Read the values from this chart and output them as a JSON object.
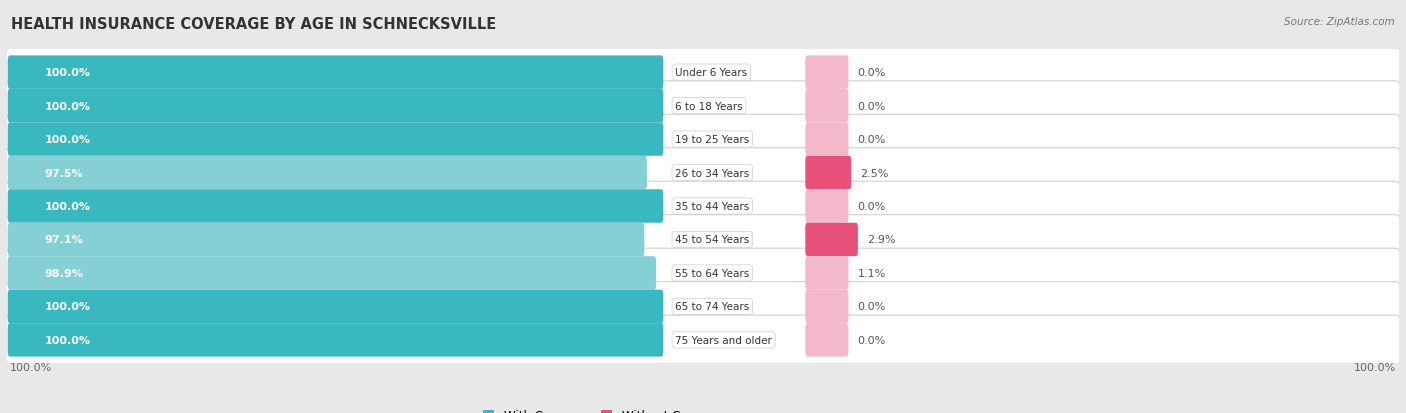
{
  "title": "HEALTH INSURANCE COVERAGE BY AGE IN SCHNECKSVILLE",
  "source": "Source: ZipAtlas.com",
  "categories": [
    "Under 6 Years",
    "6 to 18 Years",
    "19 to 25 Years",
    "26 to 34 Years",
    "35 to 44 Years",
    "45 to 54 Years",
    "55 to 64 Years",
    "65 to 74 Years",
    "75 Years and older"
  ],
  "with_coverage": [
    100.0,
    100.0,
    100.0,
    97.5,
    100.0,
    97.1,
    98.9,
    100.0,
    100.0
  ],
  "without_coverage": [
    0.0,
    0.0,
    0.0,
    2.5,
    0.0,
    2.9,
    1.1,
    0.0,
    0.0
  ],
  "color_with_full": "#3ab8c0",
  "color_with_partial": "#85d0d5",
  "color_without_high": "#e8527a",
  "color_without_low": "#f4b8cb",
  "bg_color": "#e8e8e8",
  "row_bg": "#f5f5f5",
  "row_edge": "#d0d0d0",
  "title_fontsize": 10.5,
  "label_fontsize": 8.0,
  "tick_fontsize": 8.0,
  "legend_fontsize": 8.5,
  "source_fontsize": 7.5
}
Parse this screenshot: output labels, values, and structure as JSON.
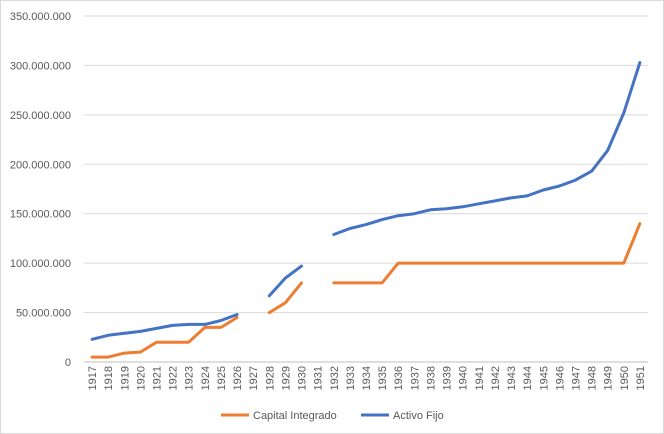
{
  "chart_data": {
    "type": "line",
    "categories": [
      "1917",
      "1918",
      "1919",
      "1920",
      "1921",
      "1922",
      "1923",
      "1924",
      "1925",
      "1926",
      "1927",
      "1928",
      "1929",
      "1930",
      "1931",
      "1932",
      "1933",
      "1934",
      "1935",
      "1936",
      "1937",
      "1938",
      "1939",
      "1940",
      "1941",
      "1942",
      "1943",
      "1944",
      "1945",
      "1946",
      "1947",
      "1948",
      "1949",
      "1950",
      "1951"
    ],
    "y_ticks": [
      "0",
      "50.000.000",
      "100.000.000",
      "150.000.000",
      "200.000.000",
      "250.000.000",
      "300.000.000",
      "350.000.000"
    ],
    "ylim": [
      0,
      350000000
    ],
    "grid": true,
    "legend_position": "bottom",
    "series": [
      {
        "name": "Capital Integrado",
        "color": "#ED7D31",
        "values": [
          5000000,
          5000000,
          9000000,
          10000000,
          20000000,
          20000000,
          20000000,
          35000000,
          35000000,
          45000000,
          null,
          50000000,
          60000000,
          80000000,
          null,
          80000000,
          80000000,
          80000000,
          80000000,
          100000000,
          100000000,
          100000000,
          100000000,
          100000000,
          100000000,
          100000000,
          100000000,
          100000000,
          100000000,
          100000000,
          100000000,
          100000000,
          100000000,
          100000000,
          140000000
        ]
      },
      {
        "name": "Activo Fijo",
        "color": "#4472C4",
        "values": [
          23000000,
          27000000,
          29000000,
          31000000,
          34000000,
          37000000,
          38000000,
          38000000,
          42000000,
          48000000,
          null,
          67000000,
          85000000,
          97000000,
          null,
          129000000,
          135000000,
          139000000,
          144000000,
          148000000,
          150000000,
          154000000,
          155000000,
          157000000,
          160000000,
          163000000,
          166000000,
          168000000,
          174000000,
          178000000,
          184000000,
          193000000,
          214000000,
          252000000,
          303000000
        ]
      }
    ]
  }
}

======

• What is required: Return every line of the preceding records in which the word "JSON" appears.

• The solution:
Read the values from this chart and output them as a JSON object.
Parse this screenshot: output labels, values, and structure as JSON.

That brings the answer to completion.